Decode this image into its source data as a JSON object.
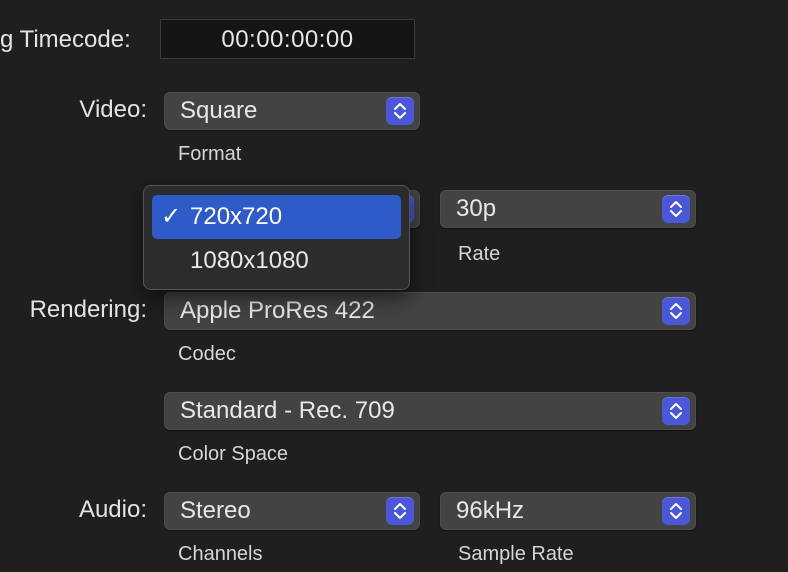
{
  "timecode": {
    "label": "g Timecode:",
    "value": "00:00:00:00"
  },
  "video": {
    "label": "Video:",
    "format_value": "Square",
    "format_caption": "Format",
    "rate_value": "30p",
    "rate_caption": "Rate",
    "resolution_menu": {
      "options": [
        {
          "label": "720x720",
          "selected": true,
          "check": "✓"
        },
        {
          "label": "1080x1080",
          "selected": false,
          "check": ""
        }
      ]
    }
  },
  "rendering": {
    "label": "Rendering:",
    "codec_value": "Apple ProRes 422",
    "codec_caption": "Codec",
    "colorspace_value": "Standard - Rec. 709",
    "colorspace_caption": "Color Space"
  },
  "audio": {
    "label": "Audio:",
    "channels_value": "Stereo",
    "channels_caption": "Channels",
    "samplerate_value": "96kHz",
    "samplerate_caption": "Sample Rate"
  },
  "icons": {
    "stepper": "chevron-up-down-icon",
    "check": "checkmark-icon"
  },
  "colors": {
    "background": "#1f1f1f",
    "popup": "#434343",
    "stepper_accent": "#4a58d8",
    "menu_selection": "#2f5bc8"
  }
}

========

§ Given exercise: Without including any pictures, print all of the material exactly as given.

§ Output of the exercise:
Decode this image into its source data as a JSON object.
{
  "timecode": {
    "label": "g Timecode:",
    "value": "00:00:00:00"
  },
  "video": {
    "label": "Video:",
    "format_value": "Square",
    "format_caption": "Format",
    "rate_value": "30p",
    "rate_caption": "Rate",
    "resolution_menu": {
      "options": [
        {
          "label": "720x720",
          "selected": true,
          "check": "✓"
        },
        {
          "label": "1080x1080",
          "selected": false,
          "check": ""
        }
      ]
    }
  },
  "rendering": {
    "label": "Rendering:",
    "codec_value": "Apple ProRes 422",
    "codec_caption": "Codec",
    "colorspace_value": "Standard - Rec. 709",
    "colorspace_caption": "Color Space"
  },
  "audio": {
    "label": "Audio:",
    "channels_value": "Stereo",
    "channels_caption": "Channels",
    "samplerate_value": "96kHz",
    "samplerate_caption": "Sample Rate"
  },
  "icons": {
    "stepper": "chevron-up-down-icon",
    "check": "checkmark-icon"
  },
  "colors": {
    "background": "#1f1f1f",
    "popup": "#434343",
    "stepper_accent": "#4a58d8",
    "menu_selection": "#2f5bc8"
  }
}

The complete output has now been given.